Adolfo Suárez, líder y estadista

23/03/2014 - 23:00 Emilio Fernández Galiano

El 2 de julio de 1976 el Rey llama a Torcuato Fernández-Miranda para comunicarle la dimisión de Arias Navarro como presidente del Gobierno. El Consejo del Reino debería preparar una terna con tres candidatos para presentarla a Su Majestad, en apenas veinticuatro horas. De los 32 propuestos inicialmente, y después de un sinfín de descartes, se llega a la definitiva: Silva Muñoz, López Bravo y un tal Suárez González, Adolfo. A media tarde del sábado 3 de julio, Fernández-Miranda llama al Rey: “Señor, estoy en condiciones de ofrecerle lo que me ha pedido”. La elección de Suárez estaba en el guión, un libreto que se empezó a escribir en enero de 1969, en una visita de los entonces Príncipes a Segovia. Les recibió un joven de provincias de buena presencia y una simpatía desbordante, a su vez gobernador civil. Algo le diría a don Juan Carlos para condicionar el futuro de la historia de España, pero al poco tiempo ese chico provinciano era nombrado máximo responsable de Televisión Española. A partir de entonces se protegió la cobertura de la imagen de un Príncipe que por entonces ni la tenía. Todo estaba en marcha.
Y la máquina, jurídica e impecablemente engrasada por Torcuato, funcionó a la perfección para cambiar la ley desde la ley, puesta en escena en el famoso “harakiri” de las cortes franquistas. La memoria es frágil, pero conviene recordar aquí y ahora que la Transición española ha pasado a los anales del Derecho Internacional Público como única y ejemplar. La virtud de Suárez, al margen de sus cualidades naturales, fue “descolocar” al adversario. Lo consiguió con sus primeros y grandes opositores, los paquidermos del régimen, convenciéndoles de que al venir del propio régimen podrían estar tranquilos y que la Reforma Política era lo mejor para el país. Lo consiguió con la oposición antifranquista.
El que un hombre que provenía del Movimiento fuera el que legalizara al partido comunista en plena Semana Santa, despejaba todas las incógnitas. Carrillo aceptó la Monarquía parlamentaria como forma de Estado y la rojigualda como bandera nacional (en sus memorias afirmó que “Adolfo Suárez me pareció tan gran político que a punto estuve de afiliarme en la UCD”). Felipe González abandonó la ruptura y se acomodó en la reforma en el congreso socialista de Suresnes. La Transición es valorada principalmente en términos políticos, pero se realizó con tres condicionantes que no figuraban en el libreto: la crisis económica generada por la subida del precio del petróleo derivando a una inflación descontrolada, un terrorismo desquiciado sembrando de cadáveres el calendario y unas Fuerzas Armadas que, a diferencia de la clase política, se resistían al cambio ancladas en la melancolía franquista. De los tres imprevistos, sólo el último minó realmente su habitual entusiasmo. Y una puntilla que apareció finalmente, fría y desleal y propinada por sus propios compañeros de partido, UCD. A los golpistas se enfrentó, primero dimitiendo (de nuevo descolocando al adversario) y, después, en el propio Congreso de los Diputados, en uno de los momentos épicos que la política actual no podrá volver a aportar. Su negativa a tumbarse ante los disparos de la involución no perfila tanto al héroe, que también, sino al político, al estadista. Cómo él decía, “yo no me tiré al suelo porque era el presidente del gobierno, y un presidente no se humilla”.

------------------------------

- Enunciado
Resume en dos oraciones el artículo sobre Adolfo Suárez.

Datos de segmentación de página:
------------------------------

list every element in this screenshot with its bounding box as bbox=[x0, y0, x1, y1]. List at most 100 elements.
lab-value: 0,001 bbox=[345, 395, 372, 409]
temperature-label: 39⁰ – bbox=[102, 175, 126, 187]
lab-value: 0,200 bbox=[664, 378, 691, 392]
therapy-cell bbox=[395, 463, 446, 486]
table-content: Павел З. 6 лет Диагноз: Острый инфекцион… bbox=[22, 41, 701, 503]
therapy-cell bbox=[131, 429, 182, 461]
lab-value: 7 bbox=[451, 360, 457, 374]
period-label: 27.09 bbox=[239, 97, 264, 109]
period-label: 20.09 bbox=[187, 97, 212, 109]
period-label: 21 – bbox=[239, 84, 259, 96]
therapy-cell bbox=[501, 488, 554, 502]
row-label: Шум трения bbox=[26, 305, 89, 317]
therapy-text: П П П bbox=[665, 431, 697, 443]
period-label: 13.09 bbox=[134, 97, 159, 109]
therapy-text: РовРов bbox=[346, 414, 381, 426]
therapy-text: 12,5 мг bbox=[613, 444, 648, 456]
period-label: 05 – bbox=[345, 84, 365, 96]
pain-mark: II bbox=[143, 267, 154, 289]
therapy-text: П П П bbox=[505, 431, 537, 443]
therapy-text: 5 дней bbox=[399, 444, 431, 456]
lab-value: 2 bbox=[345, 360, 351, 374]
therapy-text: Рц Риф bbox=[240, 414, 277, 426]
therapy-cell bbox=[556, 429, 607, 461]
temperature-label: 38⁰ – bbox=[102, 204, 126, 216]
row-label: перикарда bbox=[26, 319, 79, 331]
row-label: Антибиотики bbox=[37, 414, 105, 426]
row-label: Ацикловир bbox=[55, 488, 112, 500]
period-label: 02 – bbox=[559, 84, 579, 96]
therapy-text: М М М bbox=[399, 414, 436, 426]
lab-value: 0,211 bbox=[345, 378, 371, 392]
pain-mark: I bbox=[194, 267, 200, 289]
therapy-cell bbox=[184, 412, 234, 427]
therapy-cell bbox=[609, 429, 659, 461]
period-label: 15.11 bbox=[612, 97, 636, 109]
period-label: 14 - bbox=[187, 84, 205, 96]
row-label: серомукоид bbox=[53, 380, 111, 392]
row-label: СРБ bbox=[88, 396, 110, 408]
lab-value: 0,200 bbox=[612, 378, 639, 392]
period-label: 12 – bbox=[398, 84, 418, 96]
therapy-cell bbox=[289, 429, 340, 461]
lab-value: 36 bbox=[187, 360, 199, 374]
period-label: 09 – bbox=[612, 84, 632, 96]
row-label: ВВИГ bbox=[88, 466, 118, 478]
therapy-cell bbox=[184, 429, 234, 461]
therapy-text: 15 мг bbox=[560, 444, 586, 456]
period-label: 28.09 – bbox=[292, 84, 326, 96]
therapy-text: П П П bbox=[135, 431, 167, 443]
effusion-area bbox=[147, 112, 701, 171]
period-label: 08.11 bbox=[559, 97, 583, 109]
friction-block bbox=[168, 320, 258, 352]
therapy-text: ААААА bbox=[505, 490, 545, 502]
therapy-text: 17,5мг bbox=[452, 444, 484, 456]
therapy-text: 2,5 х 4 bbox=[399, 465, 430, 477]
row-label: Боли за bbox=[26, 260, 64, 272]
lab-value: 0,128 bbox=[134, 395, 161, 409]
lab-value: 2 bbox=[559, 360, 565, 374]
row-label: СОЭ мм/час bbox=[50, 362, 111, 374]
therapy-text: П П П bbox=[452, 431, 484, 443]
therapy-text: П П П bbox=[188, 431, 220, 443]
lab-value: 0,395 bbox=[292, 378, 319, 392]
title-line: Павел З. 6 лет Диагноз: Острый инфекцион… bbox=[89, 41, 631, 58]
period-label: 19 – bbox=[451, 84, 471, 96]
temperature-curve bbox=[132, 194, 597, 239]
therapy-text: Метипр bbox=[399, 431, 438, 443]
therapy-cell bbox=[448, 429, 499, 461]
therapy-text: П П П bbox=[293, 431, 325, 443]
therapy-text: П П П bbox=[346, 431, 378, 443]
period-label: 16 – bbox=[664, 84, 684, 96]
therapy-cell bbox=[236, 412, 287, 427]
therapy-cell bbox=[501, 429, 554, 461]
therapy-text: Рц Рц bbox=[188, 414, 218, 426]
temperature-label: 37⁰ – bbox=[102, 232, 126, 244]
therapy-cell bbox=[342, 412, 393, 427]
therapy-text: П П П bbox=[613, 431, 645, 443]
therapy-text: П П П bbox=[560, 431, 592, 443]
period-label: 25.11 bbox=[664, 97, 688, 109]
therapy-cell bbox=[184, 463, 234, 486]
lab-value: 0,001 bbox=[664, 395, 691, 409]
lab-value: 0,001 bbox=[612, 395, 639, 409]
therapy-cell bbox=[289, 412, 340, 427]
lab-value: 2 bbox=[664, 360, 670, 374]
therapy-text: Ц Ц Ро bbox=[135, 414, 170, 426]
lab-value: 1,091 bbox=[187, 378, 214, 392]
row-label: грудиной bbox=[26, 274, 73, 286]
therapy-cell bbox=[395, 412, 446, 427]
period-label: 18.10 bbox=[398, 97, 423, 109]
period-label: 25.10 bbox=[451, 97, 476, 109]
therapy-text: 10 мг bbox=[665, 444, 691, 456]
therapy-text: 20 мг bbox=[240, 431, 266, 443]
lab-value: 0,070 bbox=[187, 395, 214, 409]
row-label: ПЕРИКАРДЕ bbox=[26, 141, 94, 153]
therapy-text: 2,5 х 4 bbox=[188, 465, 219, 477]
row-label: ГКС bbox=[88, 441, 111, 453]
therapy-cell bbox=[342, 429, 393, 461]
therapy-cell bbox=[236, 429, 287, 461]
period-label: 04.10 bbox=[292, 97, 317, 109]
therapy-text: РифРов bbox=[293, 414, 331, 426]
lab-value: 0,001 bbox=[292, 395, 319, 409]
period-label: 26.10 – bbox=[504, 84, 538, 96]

------------------------------

- Solución
En julio de 1976, tras la dimisión de Arias Navarro, el Consejo del Reino presentó al Rey una terna que incluía a Adolfo Suárez, cuya elección estaba en el guion desde que en 1969 recibió en Segovia a los entonces Príncipes. Como presidente, Suárez logró descolocar tanto a los sectores del régimen como a la oposición antifranquista, y plantó cara a los golpistas al negarse a tirarse al suelo en el Congreso de los Diputados.